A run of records
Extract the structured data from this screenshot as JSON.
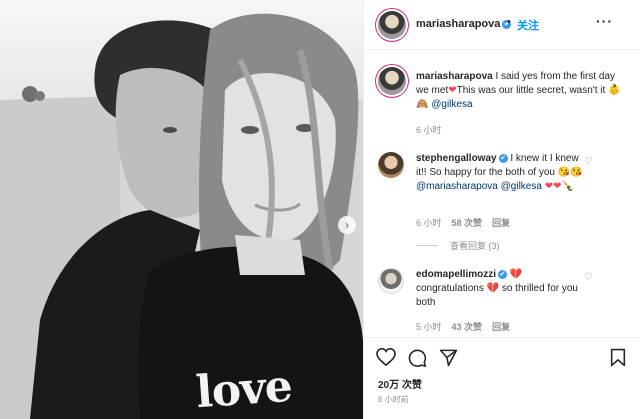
{
  "header": {
    "username": "mariasharapova",
    "verified": "✔",
    "follow_label": "关注",
    "separator": "•",
    "more_label": "···"
  },
  "caption": {
    "username": "mariasharapova",
    "text_a": "I said yes from the first day we met",
    "heart": "❤",
    "text_b": "This was our little secret, wasn't it",
    "emoji": "👶🙈",
    "mention": "@gilkesa",
    "time": "6 小时"
  },
  "comments": [
    {
      "username": "stephengalloway",
      "verified": "✔",
      "text": "I knew it I knew it!! So happy for the both of you",
      "emoji": "😘😘",
      "mention1": "@mariasharapova",
      "mention2": "@gilkesa",
      "tail_emoji": "❤❤🍾",
      "time": "6 小时",
      "likes": "58 次赞",
      "reply": "回复",
      "view_replies": "查看回复 (3)"
    },
    {
      "username": "edomapellimozzi",
      "verified": "✔",
      "pre_emoji": "💔",
      "text_a": "congratulations",
      "heart": "💔",
      "text_b": "so thrilled for you both",
      "time": "5 小时",
      "likes": "43 次赞",
      "reply": "回复"
    }
  ],
  "footer": {
    "likes": "20万 次赞",
    "timestamp": "6 小时前"
  },
  "photo": {
    "shirt_text": "love",
    "next_arrow": "›"
  },
  "colors": {
    "link": "#00376b",
    "follow": "#0095f6",
    "verified": "#3897f0",
    "meta": "#8e8e8e",
    "heart": "#ed4956"
  },
  "icons": [
    "heart-icon",
    "comment-icon",
    "share-icon",
    "bookmark-icon",
    "more-icon",
    "verified-icon",
    "next-arrow-icon",
    "like-comment-icon"
  ]
}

Work instructions
How many of the lines above include the word "from"? Respond with the number alone.

The reply
2